■ Do this
Give the listing again exactly, omitting its images.

Extracts from a graphics dataset:
# # # # #

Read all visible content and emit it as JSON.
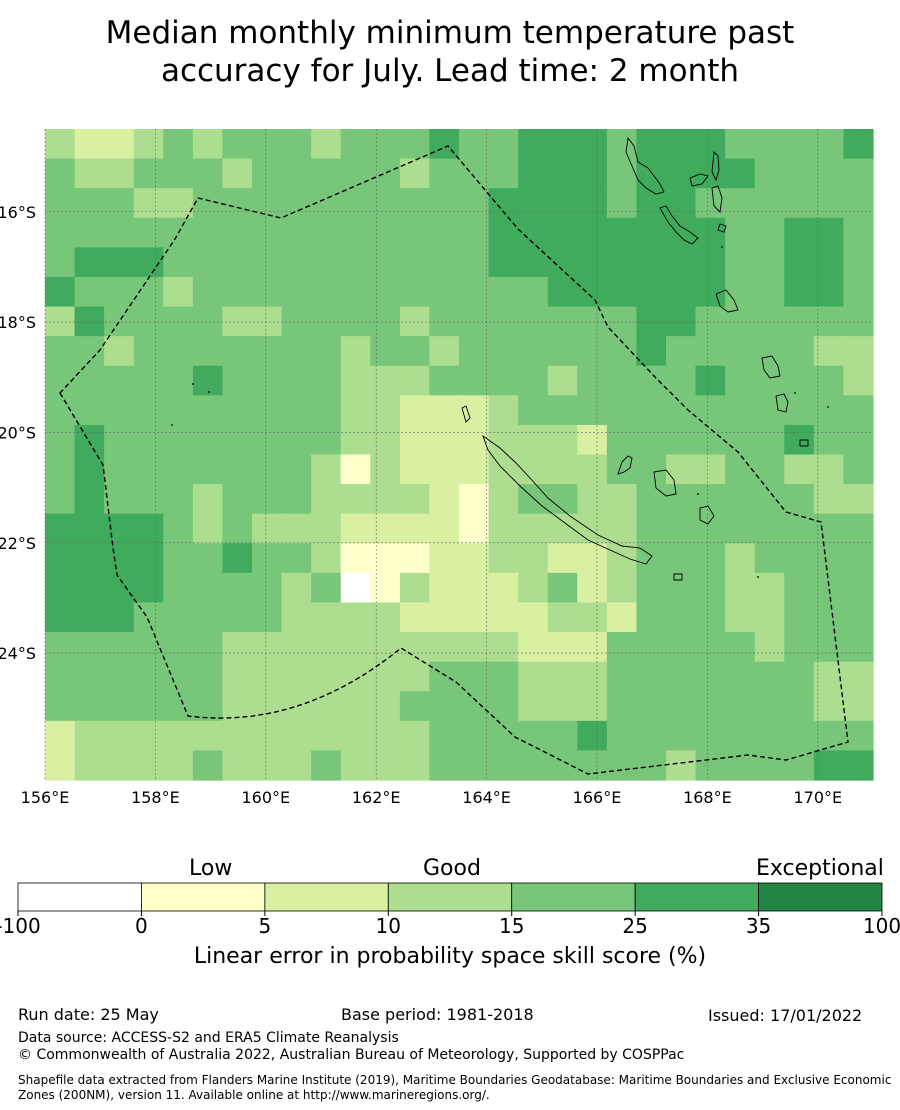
{
  "title": {
    "line1": "Median monthly minimum temperature past",
    "line2": "accuracy for July. Lead time: 2 month"
  },
  "map": {
    "lon_range": [
      156,
      171
    ],
    "lat_range": [
      -14.5,
      -26.3
    ],
    "cell_size_deg": 0.833,
    "x_ticks": [
      "156°E",
      "158°E",
      "160°E",
      "162°E",
      "164°E",
      "166°E",
      "168°E",
      "170°E"
    ],
    "y_ticks": [
      "16°S",
      "18°S",
      "20°S",
      "22°S",
      "24°S"
    ],
    "skill_grid": [
      [
        3,
        2,
        2,
        3,
        4,
        3,
        4,
        4,
        4,
        3,
        4,
        4,
        4,
        5,
        4,
        4,
        5,
        5,
        5,
        4,
        5,
        5,
        5,
        4,
        4,
        4,
        4,
        5
      ],
      [
        4,
        3,
        3,
        4,
        4,
        4,
        3,
        4,
        4,
        4,
        4,
        4,
        3,
        4,
        4,
        4,
        5,
        5,
        5,
        4,
        5,
        5,
        5,
        5,
        4,
        4,
        4,
        4
      ],
      [
        4,
        4,
        4,
        3,
        3,
        4,
        4,
        4,
        4,
        4,
        4,
        4,
        4,
        4,
        4,
        5,
        5,
        5,
        5,
        4,
        5,
        5,
        4,
        4,
        4,
        4,
        4,
        4
      ],
      [
        4,
        4,
        4,
        4,
        4,
        4,
        4,
        4,
        4,
        4,
        4,
        4,
        4,
        4,
        4,
        5,
        5,
        5,
        5,
        5,
        5,
        5,
        5,
        4,
        4,
        5,
        5,
        4
      ],
      [
        4,
        5,
        5,
        5,
        4,
        4,
        4,
        4,
        4,
        4,
        4,
        4,
        4,
        4,
        4,
        5,
        5,
        5,
        5,
        5,
        5,
        5,
        5,
        4,
        4,
        5,
        5,
        4
      ],
      [
        5,
        4,
        4,
        4,
        3,
        4,
        4,
        4,
        4,
        4,
        4,
        4,
        4,
        4,
        4,
        4,
        4,
        5,
        5,
        5,
        5,
        5,
        5,
        4,
        4,
        5,
        5,
        4
      ],
      [
        3,
        5,
        4,
        4,
        4,
        4,
        3,
        3,
        4,
        4,
        4,
        4,
        3,
        4,
        4,
        4,
        4,
        4,
        4,
        4,
        5,
        5,
        4,
        4,
        4,
        4,
        4,
        4
      ],
      [
        4,
        4,
        3,
        4,
        4,
        4,
        4,
        4,
        4,
        4,
        3,
        4,
        4,
        3,
        4,
        4,
        4,
        4,
        4,
        4,
        5,
        4,
        4,
        4,
        4,
        4,
        3,
        3
      ],
      [
        4,
        4,
        4,
        4,
        4,
        5,
        4,
        4,
        4,
        4,
        3,
        3,
        3,
        4,
        4,
        4,
        4,
        3,
        4,
        4,
        4,
        4,
        5,
        4,
        4,
        4,
        4,
        3
      ],
      [
        4,
        4,
        4,
        4,
        4,
        4,
        4,
        4,
        4,
        4,
        3,
        3,
        2,
        2,
        2,
        3,
        4,
        4,
        4,
        4,
        4,
        4,
        4,
        4,
        4,
        4,
        4,
        4
      ],
      [
        4,
        5,
        4,
        4,
        4,
        4,
        4,
        4,
        4,
        4,
        3,
        3,
        2,
        2,
        2,
        3,
        3,
        3,
        2,
        4,
        4,
        4,
        4,
        4,
        4,
        5,
        4,
        4
      ],
      [
        4,
        5,
        4,
        4,
        4,
        4,
        4,
        4,
        4,
        3,
        1,
        3,
        2,
        2,
        2,
        3,
        3,
        3,
        3,
        4,
        4,
        3,
        3,
        4,
        4,
        3,
        3,
        4
      ],
      [
        4,
        5,
        4,
        4,
        4,
        3,
        4,
        4,
        4,
        3,
        3,
        3,
        3,
        2,
        1,
        3,
        4,
        4,
        3,
        3,
        4,
        4,
        4,
        4,
        4,
        4,
        3,
        3
      ],
      [
        5,
        5,
        5,
        5,
        4,
        3,
        4,
        3,
        3,
        3,
        2,
        2,
        2,
        2,
        1,
        3,
        3,
        3,
        3,
        3,
        4,
        4,
        4,
        4,
        4,
        4,
        4,
        4
      ],
      [
        5,
        5,
        5,
        5,
        4,
        4,
        5,
        4,
        4,
        3,
        1,
        1,
        1,
        2,
        2,
        3,
        3,
        2,
        2,
        3,
        4,
        4,
        4,
        3,
        4,
        4,
        4,
        4
      ],
      [
        5,
        5,
        5,
        5,
        4,
        4,
        4,
        4,
        3,
        4,
        0,
        1,
        3,
        2,
        2,
        2,
        3,
        4,
        2,
        3,
        4,
        4,
        4,
        3,
        3,
        4,
        4,
        4
      ],
      [
        5,
        5,
        5,
        4,
        4,
        4,
        4,
        4,
        3,
        3,
        3,
        3,
        2,
        2,
        2,
        2,
        2,
        3,
        3,
        2,
        4,
        4,
        4,
        3,
        3,
        4,
        4,
        4
      ],
      [
        4,
        4,
        4,
        4,
        4,
        4,
        3,
        3,
        3,
        3,
        3,
        3,
        3,
        3,
        3,
        3,
        2,
        2,
        2,
        4,
        4,
        4,
        4,
        4,
        3,
        4,
        4,
        4
      ],
      [
        4,
        4,
        4,
        4,
        4,
        4,
        3,
        3,
        3,
        3,
        3,
        3,
        3,
        4,
        4,
        4,
        3,
        3,
        3,
        4,
        4,
        4,
        4,
        4,
        4,
        4,
        3,
        3
      ],
      [
        4,
        4,
        4,
        4,
        4,
        4,
        3,
        3,
        3,
        3,
        3,
        3,
        4,
        4,
        4,
        4,
        3,
        3,
        3,
        4,
        4,
        4,
        4,
        4,
        4,
        4,
        3,
        3
      ],
      [
        2,
        3,
        3,
        3,
        3,
        3,
        3,
        3,
        3,
        3,
        3,
        3,
        3,
        4,
        4,
        4,
        4,
        4,
        5,
        4,
        4,
        4,
        4,
        4,
        4,
        4,
        4,
        4
      ],
      [
        2,
        3,
        3,
        3,
        3,
        4,
        3,
        3,
        3,
        4,
        3,
        3,
        3,
        4,
        4,
        4,
        4,
        4,
        4,
        4,
        4,
        3,
        4,
        4,
        4,
        4,
        5,
        5
      ]
    ]
  },
  "colorbar": {
    "colors": [
      "#ffffff",
      "#ffffcc",
      "#d9f0a3",
      "#addd8e",
      "#78c679",
      "#41ab5d",
      "#238443"
    ],
    "ticks": [
      "-100",
      "0",
      "5",
      "10",
      "15",
      "25",
      "35",
      "100"
    ],
    "levels": {
      "low": "Low",
      "good": "Good",
      "exceptional": "Exceptional"
    },
    "label": "Linear error in probability space skill score (%)"
  },
  "footer": {
    "run_date": "Run date: 25 May",
    "base_period": "Base period: 1981-2018",
    "issued": "Issued: 17/01/2022",
    "data_source": "Data source: ACCESS-S2 and ERA5 Climate Reanalysis",
    "copyright": "© Commonwealth of Australia 2022, Australian Bureau of Meteorology, Supported by COSPPac",
    "shapefile": "Shapefile data extracted from Flanders Marine Institute (2019), Maritime Boundaries Geodatabase: Maritime Boundaries and Exclusive Economic Zones (200NM), version 11. Available online at http://www.marineregions.org/."
  }
}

# # # # #

■ Answer for the task
Read all visible content and emit it as JSON.
{
  "title": {
    "line1": "Median monthly minimum temperature past",
    "line2": "accuracy for July. Lead time: 2 month"
  },
  "map": {
    "lon_range": [
      156,
      171
    ],
    "lat_range": [
      -14.5,
      -26.3
    ],
    "cell_size_deg": 0.833,
    "x_ticks": [
      "156°E",
      "158°E",
      "160°E",
      "162°E",
      "164°E",
      "166°E",
      "168°E",
      "170°E"
    ],
    "y_ticks": [
      "16°S",
      "18°S",
      "20°S",
      "22°S",
      "24°S"
    ],
    "skill_grid": [
      [
        3,
        2,
        2,
        3,
        4,
        3,
        4,
        4,
        4,
        3,
        4,
        4,
        4,
        5,
        4,
        4,
        5,
        5,
        5,
        4,
        5,
        5,
        5,
        4,
        4,
        4,
        4,
        5
      ],
      [
        4,
        3,
        3,
        4,
        4,
        4,
        3,
        4,
        4,
        4,
        4,
        4,
        3,
        4,
        4,
        4,
        5,
        5,
        5,
        4,
        5,
        5,
        5,
        5,
        4,
        4,
        4,
        4
      ],
      [
        4,
        4,
        4,
        3,
        3,
        4,
        4,
        4,
        4,
        4,
        4,
        4,
        4,
        4,
        4,
        5,
        5,
        5,
        5,
        4,
        5,
        5,
        4,
        4,
        4,
        4,
        4,
        4
      ],
      [
        4,
        4,
        4,
        4,
        4,
        4,
        4,
        4,
        4,
        4,
        4,
        4,
        4,
        4,
        4,
        5,
        5,
        5,
        5,
        5,
        5,
        5,
        5,
        4,
        4,
        5,
        5,
        4
      ],
      [
        4,
        5,
        5,
        5,
        4,
        4,
        4,
        4,
        4,
        4,
        4,
        4,
        4,
        4,
        4,
        5,
        5,
        5,
        5,
        5,
        5,
        5,
        5,
        4,
        4,
        5,
        5,
        4
      ],
      [
        5,
        4,
        4,
        4,
        3,
        4,
        4,
        4,
        4,
        4,
        4,
        4,
        4,
        4,
        4,
        4,
        4,
        5,
        5,
        5,
        5,
        5,
        5,
        4,
        4,
        5,
        5,
        4
      ],
      [
        3,
        5,
        4,
        4,
        4,
        4,
        3,
        3,
        4,
        4,
        4,
        4,
        3,
        4,
        4,
        4,
        4,
        4,
        4,
        4,
        5,
        5,
        4,
        4,
        4,
        4,
        4,
        4
      ],
      [
        4,
        4,
        3,
        4,
        4,
        4,
        4,
        4,
        4,
        4,
        3,
        4,
        4,
        3,
        4,
        4,
        4,
        4,
        4,
        4,
        5,
        4,
        4,
        4,
        4,
        4,
        3,
        3
      ],
      [
        4,
        4,
        4,
        4,
        4,
        5,
        4,
        4,
        4,
        4,
        3,
        3,
        3,
        4,
        4,
        4,
        4,
        3,
        4,
        4,
        4,
        4,
        5,
        4,
        4,
        4,
        4,
        3
      ],
      [
        4,
        4,
        4,
        4,
        4,
        4,
        4,
        4,
        4,
        4,
        3,
        3,
        2,
        2,
        2,
        3,
        4,
        4,
        4,
        4,
        4,
        4,
        4,
        4,
        4,
        4,
        4,
        4
      ],
      [
        4,
        5,
        4,
        4,
        4,
        4,
        4,
        4,
        4,
        4,
        3,
        3,
        2,
        2,
        2,
        3,
        3,
        3,
        2,
        4,
        4,
        4,
        4,
        4,
        4,
        5,
        4,
        4
      ],
      [
        4,
        5,
        4,
        4,
        4,
        4,
        4,
        4,
        4,
        3,
        1,
        3,
        2,
        2,
        2,
        3,
        3,
        3,
        3,
        4,
        4,
        3,
        3,
        4,
        4,
        3,
        3,
        4
      ],
      [
        4,
        5,
        4,
        4,
        4,
        3,
        4,
        4,
        4,
        3,
        3,
        3,
        3,
        2,
        1,
        3,
        4,
        4,
        3,
        3,
        4,
        4,
        4,
        4,
        4,
        4,
        3,
        3
      ],
      [
        5,
        5,
        5,
        5,
        4,
        3,
        4,
        3,
        3,
        3,
        2,
        2,
        2,
        2,
        1,
        3,
        3,
        3,
        3,
        3,
        4,
        4,
        4,
        4,
        4,
        4,
        4,
        4
      ],
      [
        5,
        5,
        5,
        5,
        4,
        4,
        5,
        4,
        4,
        3,
        1,
        1,
        1,
        2,
        2,
        3,
        3,
        2,
        2,
        3,
        4,
        4,
        4,
        3,
        4,
        4,
        4,
        4
      ],
      [
        5,
        5,
        5,
        5,
        4,
        4,
        4,
        4,
        3,
        4,
        0,
        1,
        3,
        2,
        2,
        2,
        3,
        4,
        2,
        3,
        4,
        4,
        4,
        3,
        3,
        4,
        4,
        4
      ],
      [
        5,
        5,
        5,
        4,
        4,
        4,
        4,
        4,
        3,
        3,
        3,
        3,
        2,
        2,
        2,
        2,
        2,
        3,
        3,
        2,
        4,
        4,
        4,
        3,
        3,
        4,
        4,
        4
      ],
      [
        4,
        4,
        4,
        4,
        4,
        4,
        3,
        3,
        3,
        3,
        3,
        3,
        3,
        3,
        3,
        3,
        2,
        2,
        2,
        4,
        4,
        4,
        4,
        4,
        3,
        4,
        4,
        4
      ],
      [
        4,
        4,
        4,
        4,
        4,
        4,
        3,
        3,
        3,
        3,
        3,
        3,
        3,
        4,
        4,
        4,
        3,
        3,
        3,
        4,
        4,
        4,
        4,
        4,
        4,
        4,
        3,
        3
      ],
      [
        4,
        4,
        4,
        4,
        4,
        4,
        3,
        3,
        3,
        3,
        3,
        3,
        4,
        4,
        4,
        4,
        3,
        3,
        3,
        4,
        4,
        4,
        4,
        4,
        4,
        4,
        3,
        3
      ],
      [
        2,
        3,
        3,
        3,
        3,
        3,
        3,
        3,
        3,
        3,
        3,
        3,
        3,
        4,
        4,
        4,
        4,
        4,
        5,
        4,
        4,
        4,
        4,
        4,
        4,
        4,
        4,
        4
      ],
      [
        2,
        3,
        3,
        3,
        3,
        4,
        3,
        3,
        3,
        4,
        3,
        3,
        3,
        4,
        4,
        4,
        4,
        4,
        4,
        4,
        4,
        3,
        4,
        4,
        4,
        4,
        5,
        5
      ]
    ]
  },
  "colorbar": {
    "colors": [
      "#ffffff",
      "#ffffcc",
      "#d9f0a3",
      "#addd8e",
      "#78c679",
      "#41ab5d",
      "#238443"
    ],
    "ticks": [
      "-100",
      "0",
      "5",
      "10",
      "15",
      "25",
      "35",
      "100"
    ],
    "levels": {
      "low": "Low",
      "good": "Good",
      "exceptional": "Exceptional"
    },
    "label": "Linear error in probability space skill score (%)"
  },
  "footer": {
    "run_date": "Run date: 25 May",
    "base_period": "Base period: 1981-2018",
    "issued": "Issued: 17/01/2022",
    "data_source": "Data source: ACCESS-S2 and ERA5 Climate Reanalysis",
    "copyright": "© Commonwealth of Australia 2022, Australian Bureau of Meteorology, Supported by COSPPac",
    "shapefile": "Shapefile data extracted from Flanders Marine Institute (2019), Maritime Boundaries Geodatabase: Maritime Boundaries and Exclusive Economic Zones (200NM), version 11. Available online at http://www.marineregions.org/."
  }
}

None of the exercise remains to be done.